* BEGIN Dataset content *

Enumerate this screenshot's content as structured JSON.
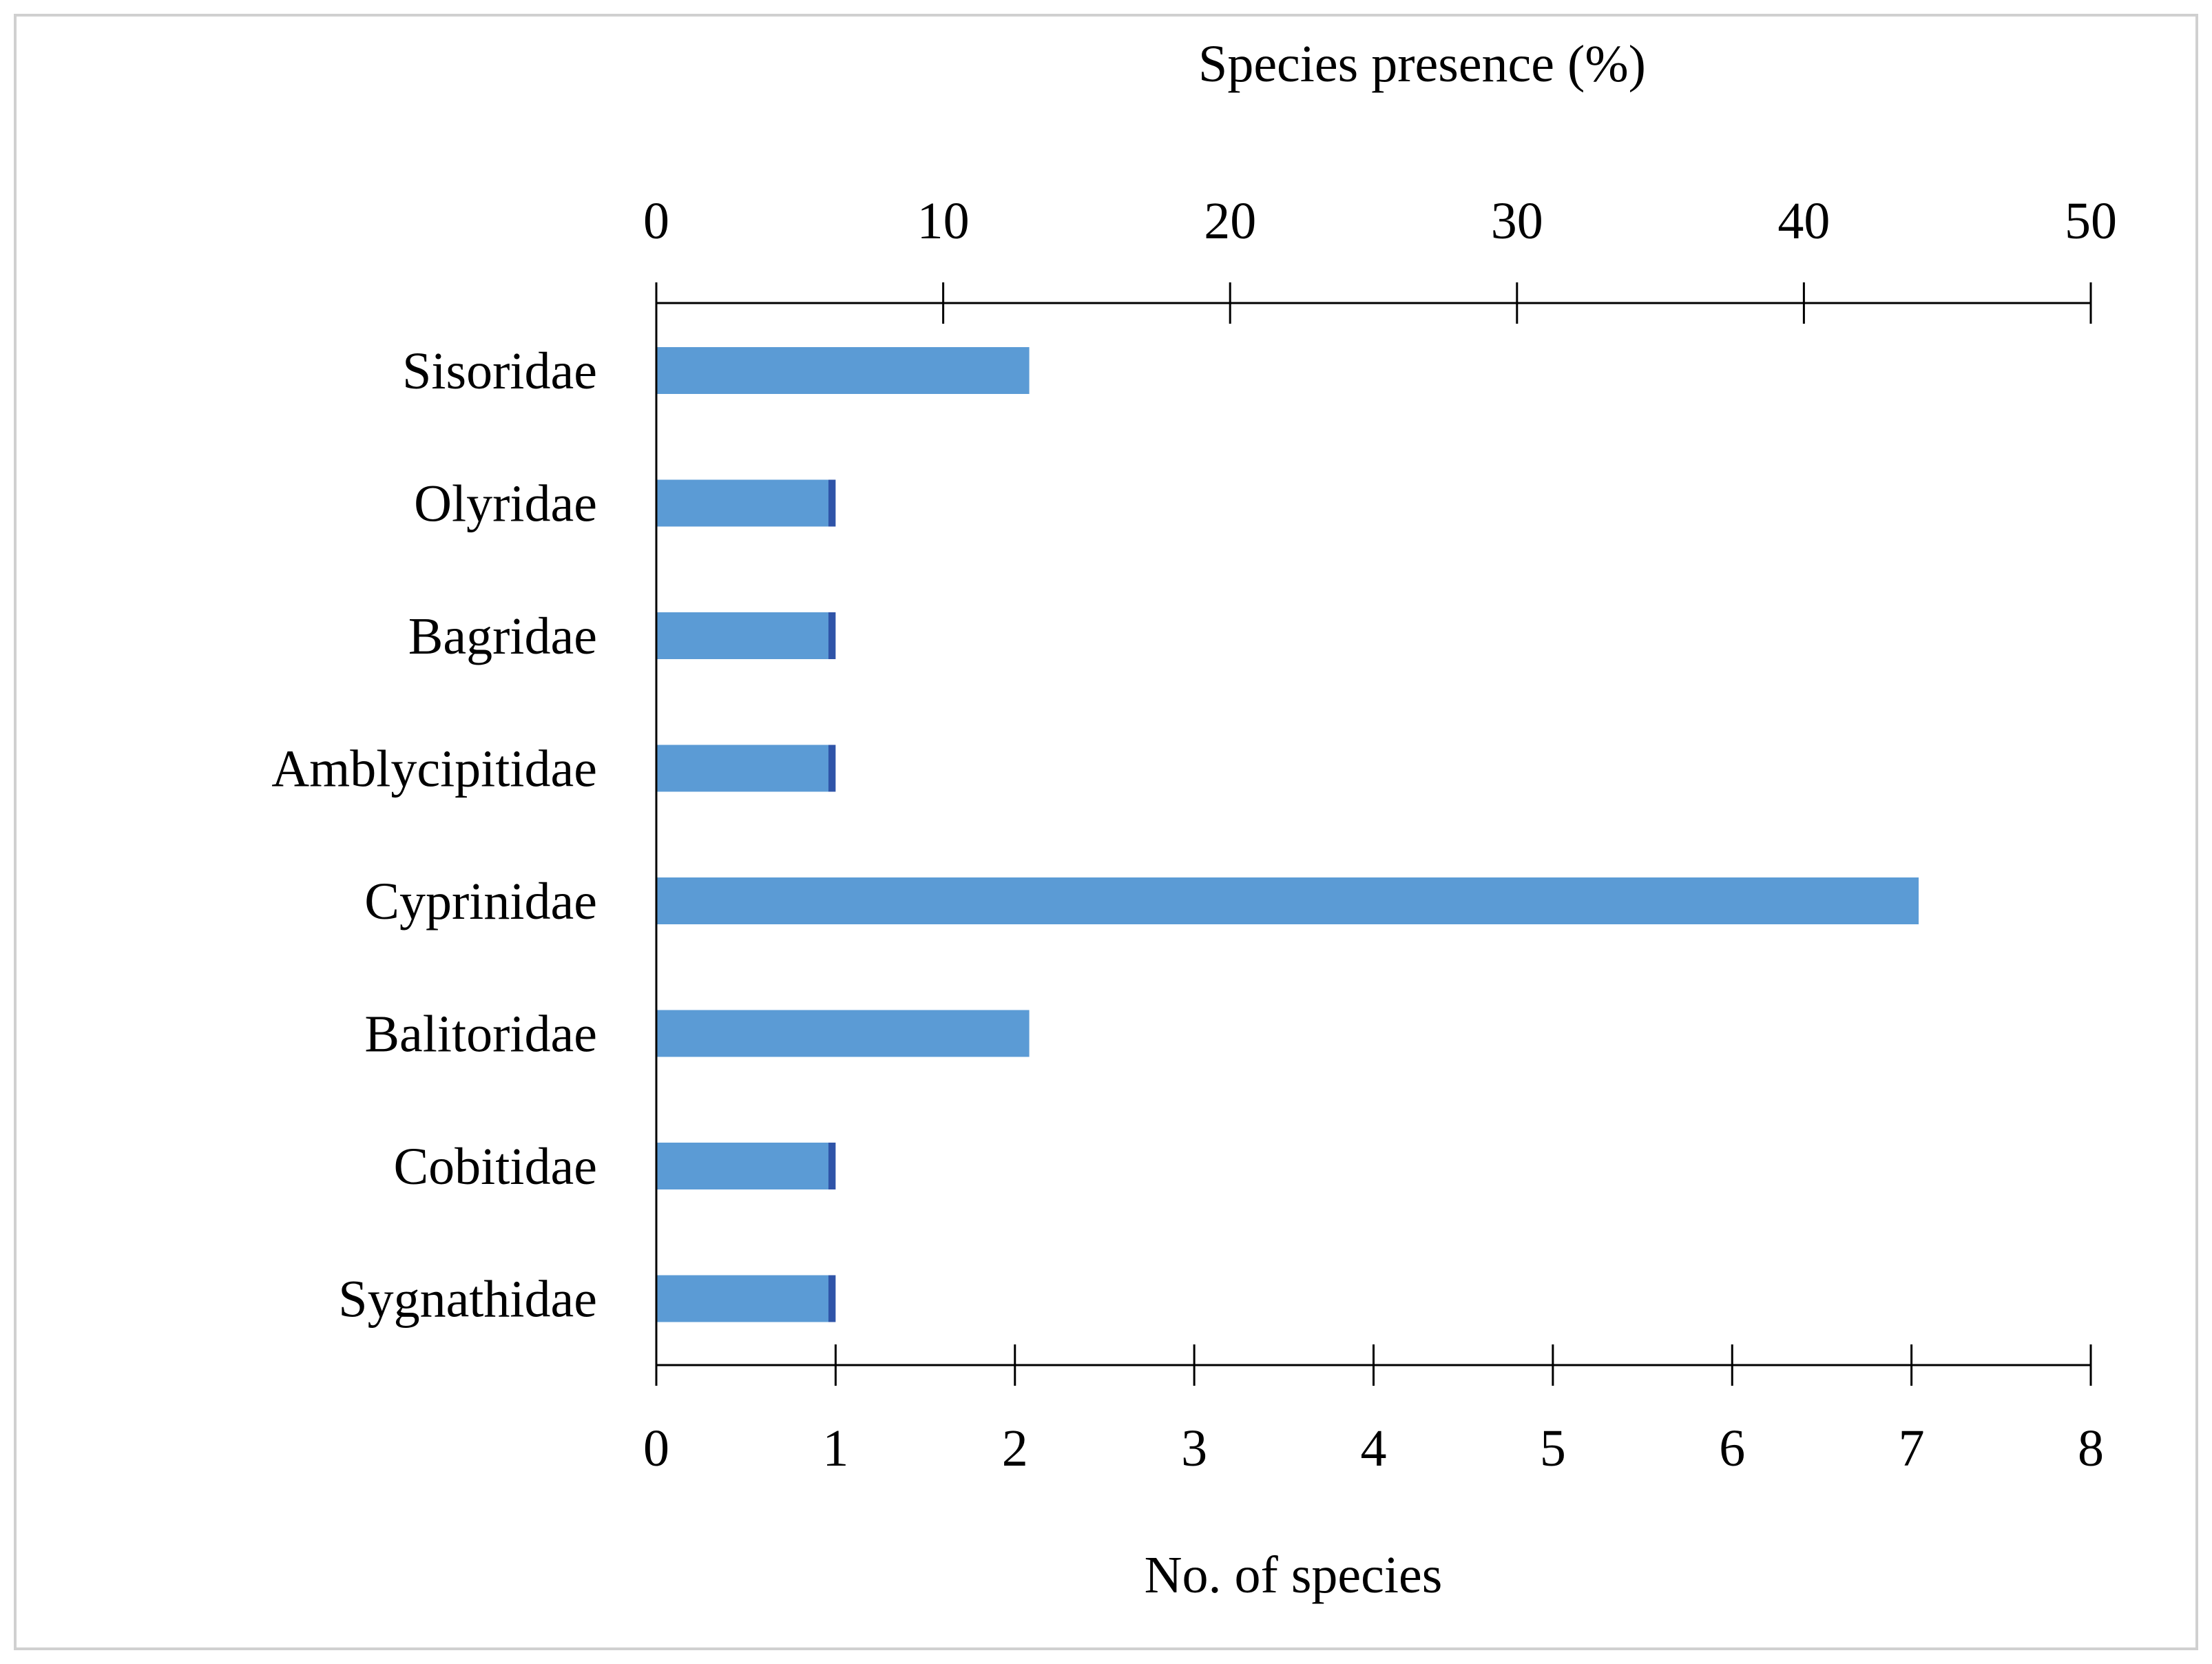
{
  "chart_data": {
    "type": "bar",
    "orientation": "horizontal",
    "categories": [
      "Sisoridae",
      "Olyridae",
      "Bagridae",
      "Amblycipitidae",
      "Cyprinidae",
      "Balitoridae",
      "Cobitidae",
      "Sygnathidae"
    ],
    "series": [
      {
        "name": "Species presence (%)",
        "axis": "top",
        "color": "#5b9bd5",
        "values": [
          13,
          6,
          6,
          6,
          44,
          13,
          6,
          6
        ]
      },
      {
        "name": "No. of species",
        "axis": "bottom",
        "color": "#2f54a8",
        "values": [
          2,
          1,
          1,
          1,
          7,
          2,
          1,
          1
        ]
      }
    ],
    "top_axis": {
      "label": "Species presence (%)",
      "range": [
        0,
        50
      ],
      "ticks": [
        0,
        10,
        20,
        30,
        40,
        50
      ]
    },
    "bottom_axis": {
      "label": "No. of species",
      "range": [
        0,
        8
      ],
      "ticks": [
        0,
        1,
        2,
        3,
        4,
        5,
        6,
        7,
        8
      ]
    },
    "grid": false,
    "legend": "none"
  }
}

* END Dataset content *

§ Goal: Repeat each entry above word for word, leaving every picture out.

§ Response:
Enumerate this screenshot's content as structured JSON.
{
  "chart_data": {
    "type": "bar",
    "orientation": "horizontal",
    "categories": [
      "Sisoridae",
      "Olyridae",
      "Bagridae",
      "Amblycipitidae",
      "Cyprinidae",
      "Balitoridae",
      "Cobitidae",
      "Sygnathidae"
    ],
    "series": [
      {
        "name": "Species presence (%)",
        "axis": "top",
        "color": "#5b9bd5",
        "values": [
          13,
          6,
          6,
          6,
          44,
          13,
          6,
          6
        ]
      },
      {
        "name": "No. of species",
        "axis": "bottom",
        "color": "#2f54a8",
        "values": [
          2,
          1,
          1,
          1,
          7,
          2,
          1,
          1
        ]
      }
    ],
    "top_axis": {
      "label": "Species presence (%)",
      "range": [
        0,
        50
      ],
      "ticks": [
        0,
        10,
        20,
        30,
        40,
        50
      ]
    },
    "bottom_axis": {
      "label": "No. of species",
      "range": [
        0,
        8
      ],
      "ticks": [
        0,
        1,
        2,
        3,
        4,
        5,
        6,
        7,
        8
      ]
    },
    "grid": false,
    "legend": "none"
  }
}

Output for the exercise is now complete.